Dataset content:
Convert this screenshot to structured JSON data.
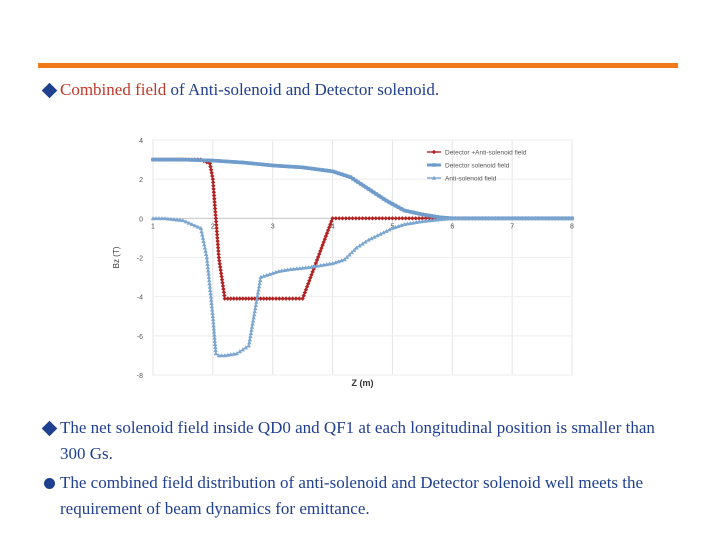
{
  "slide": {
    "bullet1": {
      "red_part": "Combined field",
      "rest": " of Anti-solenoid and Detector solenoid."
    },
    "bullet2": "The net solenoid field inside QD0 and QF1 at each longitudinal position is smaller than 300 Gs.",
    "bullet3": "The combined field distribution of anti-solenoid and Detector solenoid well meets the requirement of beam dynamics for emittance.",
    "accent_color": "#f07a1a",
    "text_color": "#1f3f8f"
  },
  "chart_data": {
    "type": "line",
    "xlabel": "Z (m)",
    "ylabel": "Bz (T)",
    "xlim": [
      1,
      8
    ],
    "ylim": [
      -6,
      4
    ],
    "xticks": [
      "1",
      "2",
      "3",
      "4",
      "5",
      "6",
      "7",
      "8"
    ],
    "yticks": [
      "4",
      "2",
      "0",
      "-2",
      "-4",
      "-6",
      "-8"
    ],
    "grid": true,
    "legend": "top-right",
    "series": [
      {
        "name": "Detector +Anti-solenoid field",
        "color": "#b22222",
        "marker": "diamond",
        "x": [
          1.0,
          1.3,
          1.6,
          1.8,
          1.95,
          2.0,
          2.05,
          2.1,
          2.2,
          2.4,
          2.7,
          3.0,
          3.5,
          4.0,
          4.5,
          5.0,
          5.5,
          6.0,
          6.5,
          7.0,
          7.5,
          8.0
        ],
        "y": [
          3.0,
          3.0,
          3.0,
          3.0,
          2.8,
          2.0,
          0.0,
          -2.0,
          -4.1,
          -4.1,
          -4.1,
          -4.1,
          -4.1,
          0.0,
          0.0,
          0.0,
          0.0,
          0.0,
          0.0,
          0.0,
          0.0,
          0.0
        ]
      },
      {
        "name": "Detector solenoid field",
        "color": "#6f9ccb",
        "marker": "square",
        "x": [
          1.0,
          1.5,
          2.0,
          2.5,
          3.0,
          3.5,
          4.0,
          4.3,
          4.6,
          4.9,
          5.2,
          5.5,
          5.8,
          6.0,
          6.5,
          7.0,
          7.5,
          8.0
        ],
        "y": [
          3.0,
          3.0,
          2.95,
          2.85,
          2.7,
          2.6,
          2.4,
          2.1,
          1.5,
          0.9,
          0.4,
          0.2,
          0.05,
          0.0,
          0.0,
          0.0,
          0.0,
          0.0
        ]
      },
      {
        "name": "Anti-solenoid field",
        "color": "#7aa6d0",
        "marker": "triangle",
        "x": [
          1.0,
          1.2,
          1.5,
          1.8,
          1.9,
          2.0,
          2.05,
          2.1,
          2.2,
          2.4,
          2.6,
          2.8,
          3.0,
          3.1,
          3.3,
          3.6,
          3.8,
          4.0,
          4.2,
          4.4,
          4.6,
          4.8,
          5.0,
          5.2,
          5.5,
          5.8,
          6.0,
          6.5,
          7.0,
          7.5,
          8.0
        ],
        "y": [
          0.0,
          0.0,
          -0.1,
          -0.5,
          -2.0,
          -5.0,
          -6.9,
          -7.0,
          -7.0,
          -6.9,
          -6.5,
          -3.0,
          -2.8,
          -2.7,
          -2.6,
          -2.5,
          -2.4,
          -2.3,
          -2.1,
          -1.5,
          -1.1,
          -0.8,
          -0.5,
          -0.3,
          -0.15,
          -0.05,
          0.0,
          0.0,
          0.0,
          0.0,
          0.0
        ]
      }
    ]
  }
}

Given task:
Pick every line with "marker" in it and copy it.

Task result:
        "marker": "diamond",
        "marker": "square",
        "marker": "triangle",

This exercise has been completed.